* _Given instruction_
Among the entries that follow, tally the lines with the string "page". Give no more than the number.

* _Raw data_
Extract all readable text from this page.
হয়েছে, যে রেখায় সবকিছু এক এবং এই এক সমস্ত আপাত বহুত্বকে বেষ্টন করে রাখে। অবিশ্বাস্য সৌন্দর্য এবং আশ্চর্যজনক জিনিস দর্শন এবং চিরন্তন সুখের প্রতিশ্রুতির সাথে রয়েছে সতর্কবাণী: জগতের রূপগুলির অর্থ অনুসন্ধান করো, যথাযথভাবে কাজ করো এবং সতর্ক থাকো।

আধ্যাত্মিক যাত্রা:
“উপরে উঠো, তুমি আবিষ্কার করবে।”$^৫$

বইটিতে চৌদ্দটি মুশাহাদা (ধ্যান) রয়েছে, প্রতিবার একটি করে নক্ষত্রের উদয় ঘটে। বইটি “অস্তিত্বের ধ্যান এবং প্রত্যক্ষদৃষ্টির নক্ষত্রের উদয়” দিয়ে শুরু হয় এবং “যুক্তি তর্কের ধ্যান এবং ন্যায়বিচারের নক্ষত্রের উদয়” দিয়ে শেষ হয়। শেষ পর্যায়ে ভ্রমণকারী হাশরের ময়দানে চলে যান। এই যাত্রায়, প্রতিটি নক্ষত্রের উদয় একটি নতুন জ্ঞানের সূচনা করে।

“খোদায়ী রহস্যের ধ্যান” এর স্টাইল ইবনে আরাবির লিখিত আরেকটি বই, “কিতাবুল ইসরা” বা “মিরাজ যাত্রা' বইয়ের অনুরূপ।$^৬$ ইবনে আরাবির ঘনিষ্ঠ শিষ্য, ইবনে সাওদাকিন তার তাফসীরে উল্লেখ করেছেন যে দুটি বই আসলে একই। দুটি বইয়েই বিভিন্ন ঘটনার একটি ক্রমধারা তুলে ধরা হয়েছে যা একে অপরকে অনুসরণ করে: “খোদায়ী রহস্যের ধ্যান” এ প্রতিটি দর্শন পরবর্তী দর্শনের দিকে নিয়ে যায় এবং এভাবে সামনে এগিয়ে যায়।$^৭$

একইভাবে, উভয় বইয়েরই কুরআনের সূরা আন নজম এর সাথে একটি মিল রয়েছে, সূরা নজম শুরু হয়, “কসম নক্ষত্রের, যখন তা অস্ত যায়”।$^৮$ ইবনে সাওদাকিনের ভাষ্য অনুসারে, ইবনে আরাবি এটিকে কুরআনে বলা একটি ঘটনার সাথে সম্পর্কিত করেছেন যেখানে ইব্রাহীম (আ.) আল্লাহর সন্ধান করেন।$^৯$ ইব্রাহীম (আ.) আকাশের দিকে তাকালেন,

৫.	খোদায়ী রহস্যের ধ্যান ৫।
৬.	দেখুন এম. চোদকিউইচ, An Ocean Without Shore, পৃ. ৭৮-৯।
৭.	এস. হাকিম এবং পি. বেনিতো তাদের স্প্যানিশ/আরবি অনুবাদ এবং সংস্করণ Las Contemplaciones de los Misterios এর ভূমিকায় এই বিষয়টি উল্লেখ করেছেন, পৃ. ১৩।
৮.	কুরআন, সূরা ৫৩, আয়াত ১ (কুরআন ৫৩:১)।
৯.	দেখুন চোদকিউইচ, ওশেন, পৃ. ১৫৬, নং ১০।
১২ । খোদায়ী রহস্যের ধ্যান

==

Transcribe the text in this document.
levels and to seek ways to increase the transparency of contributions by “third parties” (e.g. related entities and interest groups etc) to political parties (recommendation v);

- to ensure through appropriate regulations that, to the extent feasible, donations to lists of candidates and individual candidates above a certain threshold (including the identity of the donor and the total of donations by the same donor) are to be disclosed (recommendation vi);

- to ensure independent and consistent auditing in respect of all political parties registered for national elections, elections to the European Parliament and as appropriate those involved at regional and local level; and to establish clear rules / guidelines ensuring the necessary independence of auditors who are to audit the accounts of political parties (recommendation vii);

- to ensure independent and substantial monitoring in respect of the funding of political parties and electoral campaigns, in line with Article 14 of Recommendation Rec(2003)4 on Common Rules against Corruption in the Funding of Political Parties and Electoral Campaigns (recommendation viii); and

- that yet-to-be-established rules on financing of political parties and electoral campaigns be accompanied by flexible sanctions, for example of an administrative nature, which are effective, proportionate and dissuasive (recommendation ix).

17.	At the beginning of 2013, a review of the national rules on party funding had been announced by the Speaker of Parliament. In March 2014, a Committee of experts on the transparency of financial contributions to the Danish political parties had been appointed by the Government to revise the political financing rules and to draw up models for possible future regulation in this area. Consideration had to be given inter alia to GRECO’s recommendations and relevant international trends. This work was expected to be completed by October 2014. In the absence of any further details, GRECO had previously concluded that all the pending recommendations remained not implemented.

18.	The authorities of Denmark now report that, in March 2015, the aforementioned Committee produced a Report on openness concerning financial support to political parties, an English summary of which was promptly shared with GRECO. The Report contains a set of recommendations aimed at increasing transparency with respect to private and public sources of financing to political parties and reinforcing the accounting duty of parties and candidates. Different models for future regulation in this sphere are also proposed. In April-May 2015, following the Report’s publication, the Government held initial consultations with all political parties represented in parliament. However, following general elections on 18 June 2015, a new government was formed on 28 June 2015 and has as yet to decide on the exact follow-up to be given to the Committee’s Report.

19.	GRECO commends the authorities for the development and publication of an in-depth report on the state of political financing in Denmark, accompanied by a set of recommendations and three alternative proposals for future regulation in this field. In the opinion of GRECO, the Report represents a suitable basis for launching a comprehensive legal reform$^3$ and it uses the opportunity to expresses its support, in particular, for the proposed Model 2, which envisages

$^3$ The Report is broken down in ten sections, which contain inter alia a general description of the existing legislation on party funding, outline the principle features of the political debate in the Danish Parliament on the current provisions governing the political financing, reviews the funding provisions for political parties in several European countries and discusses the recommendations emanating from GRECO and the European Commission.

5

--

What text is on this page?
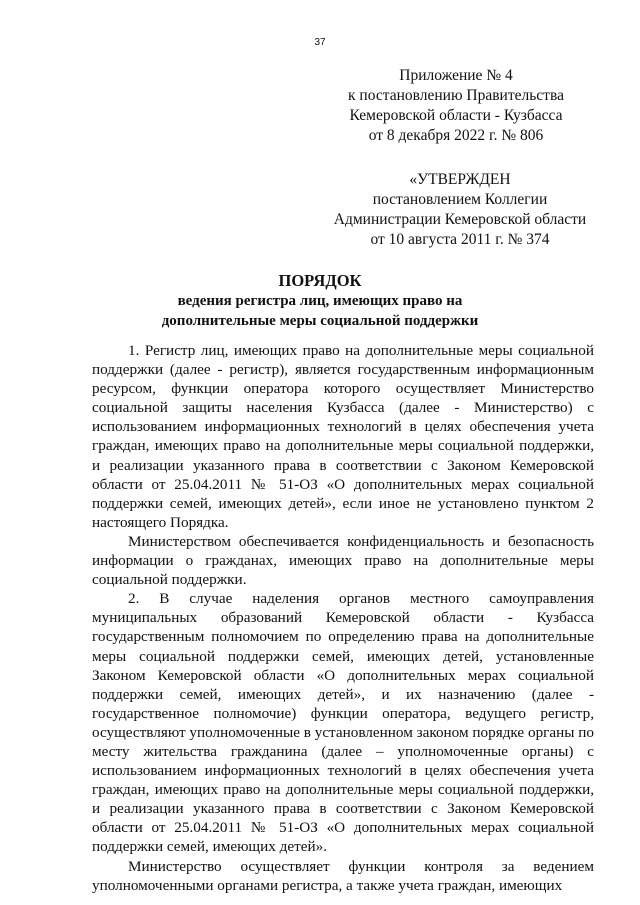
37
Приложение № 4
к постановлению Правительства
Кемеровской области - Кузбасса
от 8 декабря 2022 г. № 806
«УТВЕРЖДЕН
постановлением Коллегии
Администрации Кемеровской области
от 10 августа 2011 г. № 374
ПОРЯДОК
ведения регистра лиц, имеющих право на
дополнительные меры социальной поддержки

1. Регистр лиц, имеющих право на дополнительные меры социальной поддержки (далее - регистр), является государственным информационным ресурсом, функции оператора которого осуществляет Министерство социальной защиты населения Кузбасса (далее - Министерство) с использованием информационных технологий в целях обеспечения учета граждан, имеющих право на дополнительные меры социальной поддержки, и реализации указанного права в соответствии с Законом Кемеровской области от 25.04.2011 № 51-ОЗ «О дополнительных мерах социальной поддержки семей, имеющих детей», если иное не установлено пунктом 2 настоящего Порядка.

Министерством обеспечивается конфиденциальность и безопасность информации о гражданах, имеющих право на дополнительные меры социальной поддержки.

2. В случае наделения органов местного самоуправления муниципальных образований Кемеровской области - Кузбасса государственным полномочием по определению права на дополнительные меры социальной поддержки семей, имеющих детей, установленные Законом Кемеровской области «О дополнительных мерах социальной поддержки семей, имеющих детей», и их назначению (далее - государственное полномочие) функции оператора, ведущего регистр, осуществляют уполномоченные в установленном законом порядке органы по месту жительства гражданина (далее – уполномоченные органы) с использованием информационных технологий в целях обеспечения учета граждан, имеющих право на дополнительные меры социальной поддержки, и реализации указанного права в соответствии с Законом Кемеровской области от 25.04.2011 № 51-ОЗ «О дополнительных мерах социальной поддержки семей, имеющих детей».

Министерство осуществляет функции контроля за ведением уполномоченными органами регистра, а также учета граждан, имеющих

* _Solution_
2